-- start of Information provided --
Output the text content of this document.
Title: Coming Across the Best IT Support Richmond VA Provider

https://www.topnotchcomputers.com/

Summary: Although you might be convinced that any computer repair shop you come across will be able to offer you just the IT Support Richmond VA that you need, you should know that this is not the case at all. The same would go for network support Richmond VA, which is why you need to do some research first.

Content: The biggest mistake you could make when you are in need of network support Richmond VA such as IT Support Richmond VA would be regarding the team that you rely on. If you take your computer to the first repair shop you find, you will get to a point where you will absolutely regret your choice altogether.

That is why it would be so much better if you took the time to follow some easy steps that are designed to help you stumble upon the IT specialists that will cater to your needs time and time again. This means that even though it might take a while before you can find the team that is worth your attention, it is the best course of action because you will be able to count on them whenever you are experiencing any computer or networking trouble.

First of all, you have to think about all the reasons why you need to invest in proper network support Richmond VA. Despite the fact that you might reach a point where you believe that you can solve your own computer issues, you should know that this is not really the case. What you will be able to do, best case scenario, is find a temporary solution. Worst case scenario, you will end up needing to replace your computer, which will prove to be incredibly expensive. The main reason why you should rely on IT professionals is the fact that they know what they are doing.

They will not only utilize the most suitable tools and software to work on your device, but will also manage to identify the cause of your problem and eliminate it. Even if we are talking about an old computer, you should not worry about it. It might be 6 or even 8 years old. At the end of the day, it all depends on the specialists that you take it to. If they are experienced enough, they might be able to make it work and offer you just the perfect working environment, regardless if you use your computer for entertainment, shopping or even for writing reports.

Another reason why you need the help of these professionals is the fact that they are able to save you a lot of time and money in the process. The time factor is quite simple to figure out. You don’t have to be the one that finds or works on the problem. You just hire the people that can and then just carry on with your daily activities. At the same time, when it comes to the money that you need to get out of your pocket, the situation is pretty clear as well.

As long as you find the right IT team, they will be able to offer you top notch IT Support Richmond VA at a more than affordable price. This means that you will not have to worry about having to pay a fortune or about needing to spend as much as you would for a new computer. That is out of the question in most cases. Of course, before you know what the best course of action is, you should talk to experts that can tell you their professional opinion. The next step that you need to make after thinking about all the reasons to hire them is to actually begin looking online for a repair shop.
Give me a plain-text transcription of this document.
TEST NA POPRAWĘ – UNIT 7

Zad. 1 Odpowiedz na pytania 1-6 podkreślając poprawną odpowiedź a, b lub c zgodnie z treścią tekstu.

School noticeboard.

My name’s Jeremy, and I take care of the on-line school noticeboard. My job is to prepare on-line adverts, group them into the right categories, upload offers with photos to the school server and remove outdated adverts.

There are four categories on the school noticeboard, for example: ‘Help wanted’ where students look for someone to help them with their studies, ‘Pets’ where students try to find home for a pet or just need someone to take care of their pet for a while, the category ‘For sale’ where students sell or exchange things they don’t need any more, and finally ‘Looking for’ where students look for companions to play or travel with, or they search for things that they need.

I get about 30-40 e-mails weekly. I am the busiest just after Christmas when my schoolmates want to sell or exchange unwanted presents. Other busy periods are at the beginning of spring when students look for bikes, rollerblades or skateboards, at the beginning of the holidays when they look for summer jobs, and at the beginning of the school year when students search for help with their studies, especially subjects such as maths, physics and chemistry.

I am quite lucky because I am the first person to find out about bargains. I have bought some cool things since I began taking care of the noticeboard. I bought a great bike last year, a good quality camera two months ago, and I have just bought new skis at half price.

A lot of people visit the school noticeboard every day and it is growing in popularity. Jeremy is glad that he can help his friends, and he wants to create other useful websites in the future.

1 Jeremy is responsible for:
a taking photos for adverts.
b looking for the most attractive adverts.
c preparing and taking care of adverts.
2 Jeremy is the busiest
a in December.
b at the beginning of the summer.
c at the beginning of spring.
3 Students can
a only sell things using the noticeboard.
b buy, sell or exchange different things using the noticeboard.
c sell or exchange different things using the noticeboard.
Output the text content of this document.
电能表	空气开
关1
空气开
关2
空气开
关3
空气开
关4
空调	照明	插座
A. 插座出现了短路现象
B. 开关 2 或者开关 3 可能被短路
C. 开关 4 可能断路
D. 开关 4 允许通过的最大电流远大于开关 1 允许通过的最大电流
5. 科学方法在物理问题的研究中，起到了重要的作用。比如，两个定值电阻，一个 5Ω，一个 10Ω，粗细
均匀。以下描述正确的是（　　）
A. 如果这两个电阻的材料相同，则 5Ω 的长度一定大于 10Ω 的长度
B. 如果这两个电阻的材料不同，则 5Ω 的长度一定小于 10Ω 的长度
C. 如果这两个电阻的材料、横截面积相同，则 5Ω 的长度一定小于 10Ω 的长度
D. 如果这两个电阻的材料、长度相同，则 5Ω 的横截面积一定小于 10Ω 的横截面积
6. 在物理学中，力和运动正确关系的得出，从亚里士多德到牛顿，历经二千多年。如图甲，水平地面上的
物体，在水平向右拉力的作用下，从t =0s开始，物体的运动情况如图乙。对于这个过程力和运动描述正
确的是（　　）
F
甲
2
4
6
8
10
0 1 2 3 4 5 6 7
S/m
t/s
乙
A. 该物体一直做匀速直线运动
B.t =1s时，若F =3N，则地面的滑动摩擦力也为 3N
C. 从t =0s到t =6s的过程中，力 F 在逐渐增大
-- end of Information provided --
> **Written exercise**: Print the entries exactly. Include every one.

> **Result of this task**:
Output the text content of this document.
Title: Coming Across the Best IT Support Richmond VA Provider

https://www.topnotchcomputers.com/

Summary: Although you might be convinced that any computer repair shop you come across will be able to offer you just the IT Support Richmond VA that you need, you should know that this is not the case at all. The same would go for network support Richmond VA, which is why you need to do some research first.

Content: The biggest mistake you could make when you are in need of network support Richmond VA such as IT Support Richmond VA would be regarding the team that you rely on. If you take your computer to the first repair shop you find, you will get to a point where you will absolutely regret your choice altogether.

That is why it would be so much better if you took the time to follow some easy steps that are designed to help you stumble upon the IT specialists that will cater to your needs time and time again. This means that even though it might take a while before you can find the team that is worth your attention, it is the best course of action because you will be able to count on them whenever you are experiencing any computer or networking trouble.

First of all, you have to think about all the reasons why you need to invest in proper network support Richmond VA. Despite the fact that you might reach a point where you believe that you can solve your own computer issues, you should know that this is not really the case. What you will be able to do, best case scenario, is find a temporary solution. Worst case scenario, you will end up needing to replace your computer, which will prove to be incredibly expensive. The main reason why you should rely on IT professionals is the fact that they know what they are doing.

They will not only utilize the most suitable tools and software to work on your device, but will also manage to identify the cause of your problem and eliminate it. Even if we are talking about an old computer, you should not worry about it. It might be 6 or even 8 years old. At the end of the day, it all depends on the specialists that you take it to. If they are experienced enough, they might be able to make it work and offer you just the perfect working environment, regardless if you use your computer for entertainment, shopping or even for writing reports.

Another reason why you need the help of these professionals is the fact that they are able to save you a lot of time and money in the process. The time factor is quite simple to figure out. You don’t have to be the one that finds or works on the problem. You just hire the people that can and then just carry on with your daily activities. At the same time, when it comes to the money that you need to get out of your pocket, the situation is pretty clear as well.

As long as you find the right IT team, they will be able to offer you top notch IT Support Richmond VA at a more than affordable price. This means that you will not have to worry about having to pay a fortune or about needing to spend as much as you would for a new computer. That is out of the question in most cases. Of course, before you know what the best course of action is, you should talk to experts that can tell you their professional opinion. The next step that you need to make after thinking about all the reasons to hire them is to actually begin looking online for a repair shop.
Give me a plain-text transcription of this document.
TEST NA POPRAWĘ – UNIT 7

Zad. 1 Odpowiedz na pytania 1-6 podkreślając poprawną odpowiedź a, b lub c zgodnie z treścią tekstu.

School noticeboard.

My name’s Jeremy, and I take care of the on-line school noticeboard. My job is to prepare on-line adverts, group them into the right categories, upload offers with photos to the school server and remove outdated adverts.

There are four categories on the school noticeboard, for example: ‘Help wanted’ where students look for someone to help them with their studies, ‘Pets’ where students try to find home for a pet or just need someone to take care of their pet for a while, the category ‘For sale’ where students sell or exchange things they don’t need any more, and finally ‘Looking for’ where students look for companions to play or travel with, or they search for things that they need.

I get about 30-40 e-mails weekly. I am the busiest just after Christmas when my schoolmates want to sell or exchange unwanted presents. Other busy periods are at the beginning of spring when students look for bikes, rollerblades or skateboards, at the beginning of the holidays when they look for summer jobs, and at the beginning of the school year when students search for help with their studies, especially subjects such as maths, physics and chemistry.

I am quite lucky because I am the first person to find out about bargains. I have bought some cool things since I began taking care of the noticeboard. I bought a great bike last year, a good quality camera two months ago, and I have just bought new skis at half price.

A lot of people visit the school noticeboard every day and it is growing in popularity. Jeremy is glad that he can help his friends, and he wants to create other useful websites in the future.

1 Jeremy is responsible for:
a taking photos for adverts.
b looking for the most attractive adverts.
c preparing and taking care of adverts.
2 Jeremy is the busiest
a in December.
b at the beginning of the summer.
c at the beginning of spring.
3 Students can
a only sell things using the noticeboard.
b buy, sell or exchange different things using the noticeboard.
c sell or exchange different things using the noticeboard.
Output the text content of this document.
电能表	空气开
关1
空气开
关2
空气开
关3
空气开
关4
空调	照明	插座
A. 插座出现了短路现象
B. 开关 2 或者开关 3 可能被短路
C. 开关 4 可能断路
D. 开关 4 允许通过的最大电流远大于开关 1 允许通过的最大电流
5. 科学方法在物理问题的研究中，起到了重要的作用。比如，两个定值电阻，一个 5Ω，一个 10Ω，粗细
均匀。以下描述正确的是（　　）
A. 如果这两个电阻的材料相同，则 5Ω 的长度一定大于 10Ω 的长度
B. 如果这两个电阻的材料不同，则 5Ω 的长度一定小于 10Ω 的长度
C. 如果这两个电阻的材料、横截面积相同，则 5Ω 的长度一定小于 10Ω 的长度
D. 如果这两个电阻的材料、长度相同，则 5Ω 的横截面积一定小于 10Ω 的横截面积
6. 在物理学中，力和运动正确关系的得出，从亚里士多德到牛顿，历经二千多年。如图甲，水平地面上的
物体，在水平向右拉力的作用下，从t =0s开始，物体的运动情况如图乙。对于这个过程力和运动描述正
确的是（　　）
F
甲
2
4
6
8
10
0 1 2 3 4 5 6 7
S/m
t/s
乙
A. 该物体一直做匀速直线运动
B.t =1s时，若F =3N，则地面的滑动摩擦力也为 3N
C. 从t =0s到t =6s的过程中，力 F 在逐渐增大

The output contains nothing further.